= Work to do =
All lines below must be repeated exactly, with the pictures omitted.

— Begin —

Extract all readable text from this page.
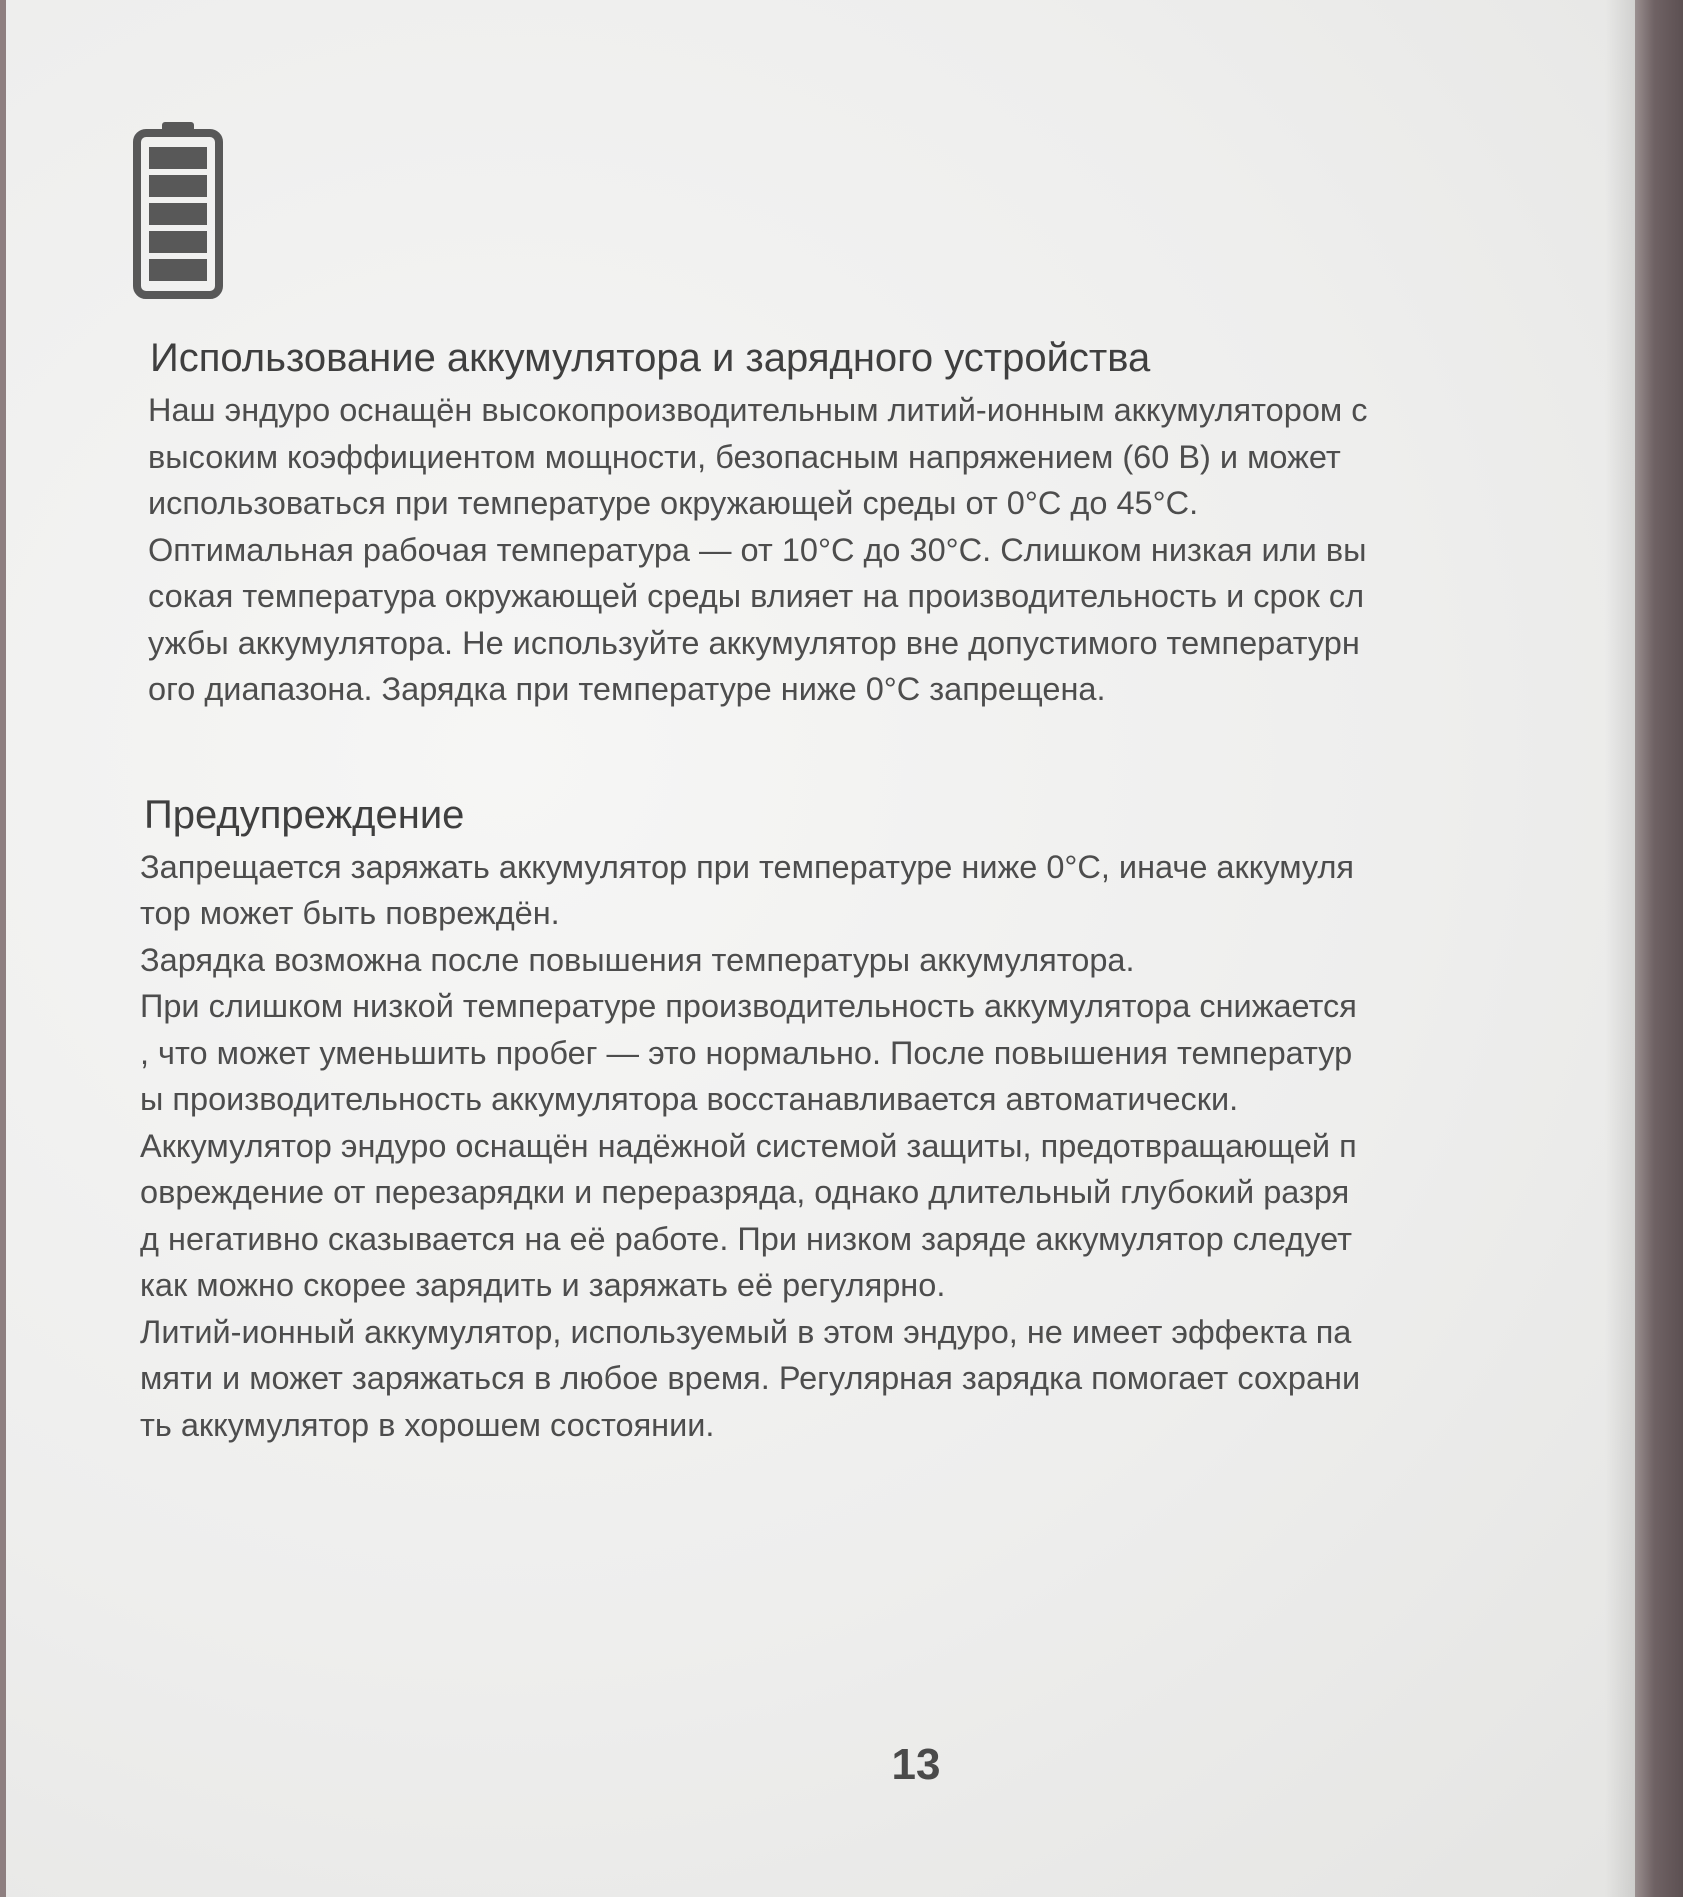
Использование аккумулятора и зарядного устройства
Наш эндуро оснащён высокопроизводительным литий-ионным аккумулятором с
высоким коэффициентом мощности, безопасным напряжением (60 В) и может
использоваться при температуре окружающей среды от 0°C до 45°C.
Оптимальная рабочая температура — от 10°C до 30°C. Слишком низкая или вы
сокая температура окружающей среды влияет на производительность и срок сл
ужбы аккумулятора. Не используйте аккумулятор вне допустимого температурн
ого диапазона. Зарядка при температуре ниже 0°C запрещена.
Предупреждение
Запрещается заряжать аккумулятор при температуре ниже 0°C, иначе аккумуля
тор может быть повреждён.
Зарядка возможна после повышения температуры аккумулятора.
При слишком низкой температуре производительность аккумулятора снижается
, что может уменьшить пробег — это нормально. После повышения температур
ы производительность аккумулятора восстанавливается автоматически.
Аккумулятор эндуро оснащён надёжной системой защиты, предотвращающей п
овреждение от перезарядки и переразряда, однако длительный глубокий разря
д негативно сказывается на её работе. При низком заряде аккумулятор следует
как можно скорее зарядить и заряжать её регулярно.
Литий-ионный аккумулятор, используемый в этом эндуро, не имеет эффекта па
мяти и может заряжаться в любое время. Регулярная зарядка помогает сохрани
ть аккумулятор в хорошем состоянии.
13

— End —

= Problem solution =
Extract all readable text from this page.
Использование аккумулятора и зарядного устройства
Наш эндуро оснащён высокопроизводительным литий-ионным аккумулятором с
высоким коэффициентом мощности, безопасным напряжением (60 В) и может
использоваться при температуре окружающей среды от 0°C до 45°C.
Оптимальная рабочая температура — от 10°C до 30°C. Слишком низкая или вы
сокая температура окружающей среды влияет на производительность и срок сл
ужбы аккумулятора. Не используйте аккумулятор вне допустимого температурн
ого диапазона. Зарядка при температуре ниже 0°C запрещена.
Предупреждение
Запрещается заряжать аккумулятор при температуре ниже 0°C, иначе аккумуля
тор может быть повреждён.
Зарядка возможна после повышения температуры аккумулятора.
При слишком низкой температуре производительность аккумулятора снижается
, что может уменьшить пробег — это нормально. После повышения температур
ы производительность аккумулятора восстанавливается автоматически.
Аккумулятор эндуро оснащён надёжной системой защиты, предотвращающей п
овреждение от перезарядки и переразряда, однако длительный глубокий разря
д негативно сказывается на её работе. При низком заряде аккумулятор следует
как можно скорее зарядить и заряжать её регулярно.
Литий-ионный аккумулятор, используемый в этом эндуро, не имеет эффекта па
мяти и может заряжаться в любое время. Регулярная зарядка помогает сохрани
ть аккумулятор в хорошем состоянии.
13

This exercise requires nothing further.